WHAT IS ASKED: The data below needs to be returned exactly, line for line.

### EXCERPTED RECORDS ###

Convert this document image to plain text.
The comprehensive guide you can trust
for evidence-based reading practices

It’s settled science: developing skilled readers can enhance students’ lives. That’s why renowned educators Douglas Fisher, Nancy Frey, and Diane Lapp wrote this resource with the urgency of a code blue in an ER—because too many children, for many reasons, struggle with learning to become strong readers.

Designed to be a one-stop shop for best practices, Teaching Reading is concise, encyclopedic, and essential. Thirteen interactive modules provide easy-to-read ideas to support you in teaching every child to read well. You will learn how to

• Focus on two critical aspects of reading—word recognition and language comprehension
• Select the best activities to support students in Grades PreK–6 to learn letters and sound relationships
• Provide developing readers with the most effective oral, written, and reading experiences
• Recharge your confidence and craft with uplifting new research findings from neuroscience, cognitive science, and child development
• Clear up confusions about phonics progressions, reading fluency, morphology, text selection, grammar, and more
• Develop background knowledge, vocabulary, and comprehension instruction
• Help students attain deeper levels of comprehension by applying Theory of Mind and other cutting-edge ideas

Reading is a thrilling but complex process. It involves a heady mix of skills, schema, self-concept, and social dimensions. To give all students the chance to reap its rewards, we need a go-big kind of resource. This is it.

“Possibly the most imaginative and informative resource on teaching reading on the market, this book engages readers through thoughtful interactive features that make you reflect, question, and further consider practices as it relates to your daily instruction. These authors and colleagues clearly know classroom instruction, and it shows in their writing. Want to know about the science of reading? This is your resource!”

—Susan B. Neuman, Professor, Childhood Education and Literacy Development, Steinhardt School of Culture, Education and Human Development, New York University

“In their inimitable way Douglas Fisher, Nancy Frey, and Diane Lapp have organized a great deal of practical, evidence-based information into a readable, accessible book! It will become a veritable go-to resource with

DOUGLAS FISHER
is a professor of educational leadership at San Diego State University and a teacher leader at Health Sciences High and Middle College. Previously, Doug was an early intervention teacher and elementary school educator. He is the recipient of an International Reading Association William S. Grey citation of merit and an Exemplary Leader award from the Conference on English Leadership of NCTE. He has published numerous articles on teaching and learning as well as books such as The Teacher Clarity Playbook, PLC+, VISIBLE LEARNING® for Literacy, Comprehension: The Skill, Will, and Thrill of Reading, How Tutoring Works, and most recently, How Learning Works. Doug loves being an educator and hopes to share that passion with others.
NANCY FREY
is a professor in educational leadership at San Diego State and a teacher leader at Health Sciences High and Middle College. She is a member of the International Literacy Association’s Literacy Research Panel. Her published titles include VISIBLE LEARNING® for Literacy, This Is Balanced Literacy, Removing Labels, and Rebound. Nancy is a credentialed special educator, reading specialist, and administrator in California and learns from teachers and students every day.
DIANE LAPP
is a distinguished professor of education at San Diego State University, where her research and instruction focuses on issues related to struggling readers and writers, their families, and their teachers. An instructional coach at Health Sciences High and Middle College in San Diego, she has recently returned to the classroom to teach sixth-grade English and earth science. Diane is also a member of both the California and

###

ANSWER TO THE TASK:
Convert this document image to plain text.
The comprehensive guide you can trust
for evidence-based reading practices

It’s settled science: developing skilled readers can enhance students’ lives. That’s why renowned educators Douglas Fisher, Nancy Frey, and Diane Lapp wrote this resource with the urgency of a code blue in an ER—because too many children, for many reasons, struggle with learning to become strong readers.

Designed to be a one-stop shop for best practices, Teaching Reading is concise, encyclopedic, and essential. Thirteen interactive modules provide easy-to-read ideas to support you in teaching every child to read well. You will learn how to

• Focus on two critical aspects of reading—word recognition and language comprehension
• Select the best activities to support students in Grades PreK–6 to learn letters and sound relationships
• Provide developing readers with the most effective oral, written, and reading experiences
• Recharge your confidence and craft with uplifting new research findings from neuroscience, cognitive science, and child development
• Clear up confusions about phonics progressions, reading fluency, morphology, text selection, grammar, and more
• Develop background knowledge, vocabulary, and comprehension instruction
• Help students attain deeper levels of comprehension by applying Theory of Mind and other cutting-edge ideas

Reading is a thrilling but complex process. It involves a heady mix of skills, schema, self-concept, and social dimensions. To give all students the chance to reap its rewards, we need a go-big kind of resource. This is it.

“Possibly the most imaginative and informative resource on teaching reading on the market, this book engages readers through thoughtful interactive features that make you reflect, question, and further consider practices as it relates to your daily instruction. These authors and colleagues clearly know classroom instruction, and it shows in their writing. Want to know about the science of reading? This is your resource!”

—Susan B. Neuman, Professor, Childhood Education and Literacy Development, Steinhardt School of Culture, Education and Human Development, New York University

“In their inimitable way Douglas Fisher, Nancy Frey, and Diane Lapp have organized a great deal of practical, evidence-based information into a readable, accessible book! It will become a veritable go-to resource with

DOUGLAS FISHER
is a professor of educational leadership at San Diego State University and a teacher leader at Health Sciences High and Middle College. Previously, Doug was an early intervention teacher and elementary school educator. He is the recipient of an International Reading Association William S. Grey citation of merit and an Exemplary Leader award from the Conference on English Leadership of NCTE. He has published numerous articles on teaching and learning as well as books such as The Teacher Clarity Playbook, PLC+, VISIBLE LEARNING® for Literacy, Comprehension: The Skill, Will, and Thrill of Reading, How Tutoring Works, and most recently, How Learning Works. Doug loves being an educator and hopes to share that passion with others.
NANCY FREY
is a professor in educational leadership at San Diego State and a teacher leader at Health Sciences High and Middle College. She is a member of the International Literacy Association’s Literacy Research Panel. Her published titles include VISIBLE LEARNING® for Literacy, This Is Balanced Literacy, Removing Labels, and Rebound. Nancy is a credentialed special educator, reading specialist, and administrator in California and learns from teachers and students every day.
DIANE LAPP
is a distinguished professor of education at San Diego State University, where her research and instruction focuses on issues related to struggling readers and writers, their families, and their teachers. An instructional coach at Health Sciences High and Middle College in San Diego, she has recently returned to the classroom to teach sixth-grade English and earth science. Diane is also a member of both the California and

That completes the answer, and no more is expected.